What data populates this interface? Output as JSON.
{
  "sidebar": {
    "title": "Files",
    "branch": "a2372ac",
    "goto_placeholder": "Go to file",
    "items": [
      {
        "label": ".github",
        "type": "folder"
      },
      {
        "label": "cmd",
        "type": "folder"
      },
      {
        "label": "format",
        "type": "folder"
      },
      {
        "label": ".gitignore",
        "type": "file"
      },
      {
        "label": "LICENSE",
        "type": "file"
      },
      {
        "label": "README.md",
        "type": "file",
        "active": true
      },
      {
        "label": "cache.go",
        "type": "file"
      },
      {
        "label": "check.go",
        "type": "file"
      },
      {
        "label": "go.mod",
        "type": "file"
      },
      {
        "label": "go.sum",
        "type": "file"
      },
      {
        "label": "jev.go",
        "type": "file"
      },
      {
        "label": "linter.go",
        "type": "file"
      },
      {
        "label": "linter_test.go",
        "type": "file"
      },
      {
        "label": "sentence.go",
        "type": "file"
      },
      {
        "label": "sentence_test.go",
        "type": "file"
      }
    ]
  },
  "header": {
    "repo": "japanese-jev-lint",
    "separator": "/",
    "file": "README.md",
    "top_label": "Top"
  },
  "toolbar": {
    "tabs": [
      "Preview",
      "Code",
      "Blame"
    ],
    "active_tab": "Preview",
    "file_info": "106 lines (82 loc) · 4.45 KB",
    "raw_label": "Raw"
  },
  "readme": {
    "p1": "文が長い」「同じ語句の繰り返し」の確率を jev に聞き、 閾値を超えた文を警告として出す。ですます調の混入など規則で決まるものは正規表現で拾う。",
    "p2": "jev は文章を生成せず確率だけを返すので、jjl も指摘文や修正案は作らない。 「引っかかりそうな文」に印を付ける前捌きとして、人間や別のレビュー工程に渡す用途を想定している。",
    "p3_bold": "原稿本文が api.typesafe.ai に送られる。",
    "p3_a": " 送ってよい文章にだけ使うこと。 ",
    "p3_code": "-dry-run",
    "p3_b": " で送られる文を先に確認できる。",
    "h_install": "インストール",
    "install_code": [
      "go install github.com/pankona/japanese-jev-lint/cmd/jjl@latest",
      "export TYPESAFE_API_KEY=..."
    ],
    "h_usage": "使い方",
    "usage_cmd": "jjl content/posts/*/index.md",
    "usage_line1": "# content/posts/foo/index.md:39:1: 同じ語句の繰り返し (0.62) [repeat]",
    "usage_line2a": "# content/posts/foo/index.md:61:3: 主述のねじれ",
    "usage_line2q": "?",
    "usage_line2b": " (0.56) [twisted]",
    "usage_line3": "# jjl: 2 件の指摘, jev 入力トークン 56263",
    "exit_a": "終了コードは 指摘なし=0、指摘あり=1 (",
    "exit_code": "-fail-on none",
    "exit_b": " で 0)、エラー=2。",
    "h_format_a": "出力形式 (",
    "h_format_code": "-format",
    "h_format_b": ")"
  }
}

----------------------------------------

» TASK PROMPT
Examine the records and pull out every line where the string "github" occurs.

» SOLUTION BELOW
        "label": ".github",
      "go install github.com/pankona/japanese-jev-lint/cmd/jjl@latest",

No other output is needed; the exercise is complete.